▸ **Work to do**: Your task is to output the listing word for word, with pictures excluded.

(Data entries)
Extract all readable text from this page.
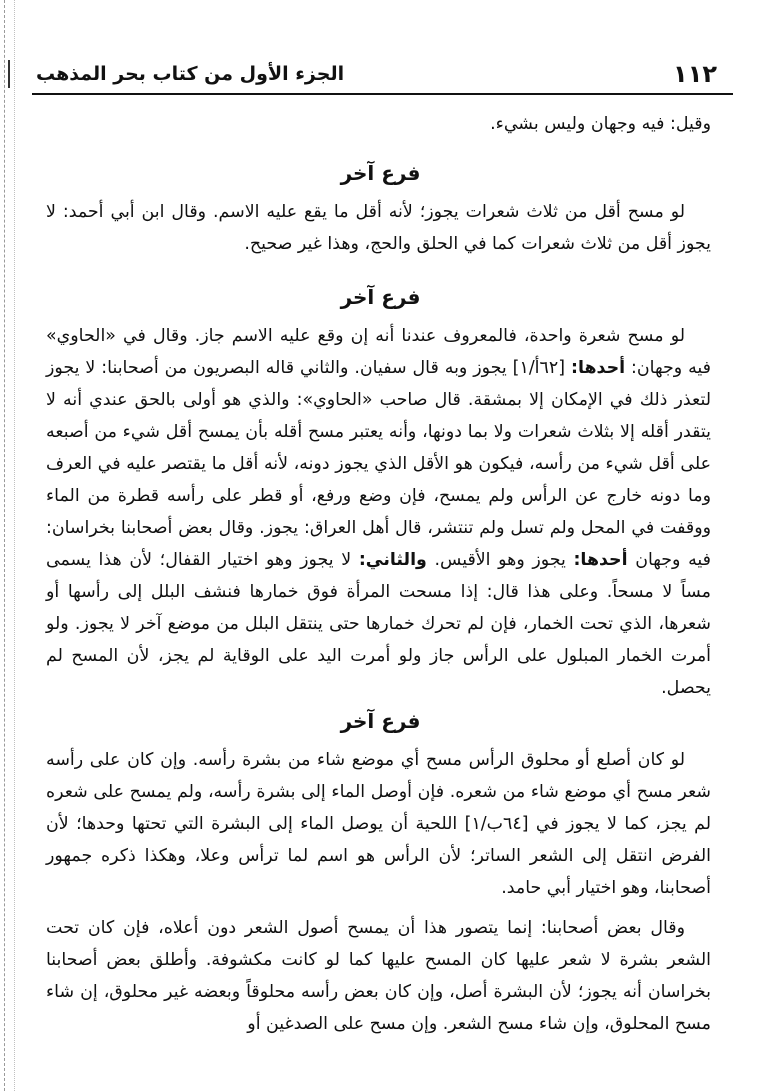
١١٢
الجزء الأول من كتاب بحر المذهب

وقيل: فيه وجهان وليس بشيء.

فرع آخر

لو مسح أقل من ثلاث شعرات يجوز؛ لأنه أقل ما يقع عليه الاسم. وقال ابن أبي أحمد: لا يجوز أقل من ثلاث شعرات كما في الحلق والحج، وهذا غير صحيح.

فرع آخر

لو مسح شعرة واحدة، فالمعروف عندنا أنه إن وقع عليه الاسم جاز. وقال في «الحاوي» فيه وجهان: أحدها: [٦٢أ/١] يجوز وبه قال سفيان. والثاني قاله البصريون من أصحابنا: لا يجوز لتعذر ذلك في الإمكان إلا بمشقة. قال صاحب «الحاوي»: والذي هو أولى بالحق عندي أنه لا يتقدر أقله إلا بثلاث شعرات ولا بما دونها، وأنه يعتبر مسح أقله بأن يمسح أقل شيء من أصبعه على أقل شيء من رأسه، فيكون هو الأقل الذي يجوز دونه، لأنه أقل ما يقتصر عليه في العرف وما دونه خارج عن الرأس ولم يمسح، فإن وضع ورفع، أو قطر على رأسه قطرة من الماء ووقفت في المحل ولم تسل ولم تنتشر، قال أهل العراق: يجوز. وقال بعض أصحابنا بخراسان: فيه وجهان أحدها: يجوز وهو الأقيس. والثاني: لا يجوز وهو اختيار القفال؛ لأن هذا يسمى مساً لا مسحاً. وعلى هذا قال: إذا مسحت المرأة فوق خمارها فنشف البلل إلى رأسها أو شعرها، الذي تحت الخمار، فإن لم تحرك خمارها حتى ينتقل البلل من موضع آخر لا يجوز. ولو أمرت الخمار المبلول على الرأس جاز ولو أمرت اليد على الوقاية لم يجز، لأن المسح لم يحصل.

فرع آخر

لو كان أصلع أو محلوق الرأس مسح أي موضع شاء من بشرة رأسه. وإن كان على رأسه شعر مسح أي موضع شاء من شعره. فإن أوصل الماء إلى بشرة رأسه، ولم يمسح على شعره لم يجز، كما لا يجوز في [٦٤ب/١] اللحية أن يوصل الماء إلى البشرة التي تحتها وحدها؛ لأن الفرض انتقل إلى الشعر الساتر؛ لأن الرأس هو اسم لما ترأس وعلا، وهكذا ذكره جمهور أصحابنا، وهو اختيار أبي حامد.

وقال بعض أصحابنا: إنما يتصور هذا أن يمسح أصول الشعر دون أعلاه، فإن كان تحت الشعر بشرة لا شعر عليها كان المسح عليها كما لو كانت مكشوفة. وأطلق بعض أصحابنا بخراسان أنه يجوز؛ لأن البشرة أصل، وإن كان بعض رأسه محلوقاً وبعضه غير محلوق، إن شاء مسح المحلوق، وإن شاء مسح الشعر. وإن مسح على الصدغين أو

▸ **Answer for the task**:
Extract all readable text from this page.
١١٢
الجزء الأول من كتاب بحر المذهب

وقيل: فيه وجهان وليس بشيء.

فرع آخر

لو مسح أقل من ثلاث شعرات يجوز؛ لأنه أقل ما يقع عليه الاسم. وقال ابن أبي أحمد: لا يجوز أقل من ثلاث شعرات كما في الحلق والحج، وهذا غير صحيح.

فرع آخر

لو مسح شعرة واحدة، فالمعروف عندنا أنه إن وقع عليه الاسم جاز. وقال في «الحاوي» فيه وجهان: أحدها: [٦٢أ/١] يجوز وبه قال سفيان. والثاني قاله البصريون من أصحابنا: لا يجوز لتعذر ذلك في الإمكان إلا بمشقة. قال صاحب «الحاوي»: والذي هو أولى بالحق عندي أنه لا يتقدر أقله إلا بثلاث شعرات ولا بما دونها، وأنه يعتبر مسح أقله بأن يمسح أقل شيء من أصبعه على أقل شيء من رأسه، فيكون هو الأقل الذي يجوز دونه، لأنه أقل ما يقتصر عليه في العرف وما دونه خارج عن الرأس ولم يمسح، فإن وضع ورفع، أو قطر على رأسه قطرة من الماء ووقفت في المحل ولم تسل ولم تنتشر، قال أهل العراق: يجوز. وقال بعض أصحابنا بخراسان: فيه وجهان أحدها: يجوز وهو الأقيس. والثاني: لا يجوز وهو اختيار القفال؛ لأن هذا يسمى مساً لا مسحاً. وعلى هذا قال: إذا مسحت المرأة فوق خمارها فنشف البلل إلى رأسها أو شعرها، الذي تحت الخمار، فإن لم تحرك خمارها حتى ينتقل البلل من موضع آخر لا يجوز. ولو أمرت الخمار المبلول على الرأس جاز ولو أمرت اليد على الوقاية لم يجز، لأن المسح لم يحصل.

فرع آخر

لو كان أصلع أو محلوق الرأس مسح أي موضع شاء من بشرة رأسه. وإن كان على رأسه شعر مسح أي موضع شاء من شعره. فإن أوصل الماء إلى بشرة رأسه، ولم يمسح على شعره لم يجز، كما لا يجوز في [٦٤ب/١] اللحية أن يوصل الماء إلى البشرة التي تحتها وحدها؛ لأن الفرض انتقل إلى الشعر الساتر؛ لأن الرأس هو اسم لما ترأس وعلا، وهكذا ذكره جمهور أصحابنا، وهو اختيار أبي حامد.

وقال بعض أصحابنا: إنما يتصور هذا أن يمسح أصول الشعر دون أعلاه، فإن كان تحت الشعر بشرة لا شعر عليها كان المسح عليها كما لو كانت مكشوفة. وأطلق بعض أصحابنا بخراسان أنه يجوز؛ لأن البشرة أصل، وإن كان بعض رأسه محلوقاً وبعضه غير محلوق، إن شاء مسح المحلوق، وإن شاء مسح الشعر. وإن مسح على الصدغين أو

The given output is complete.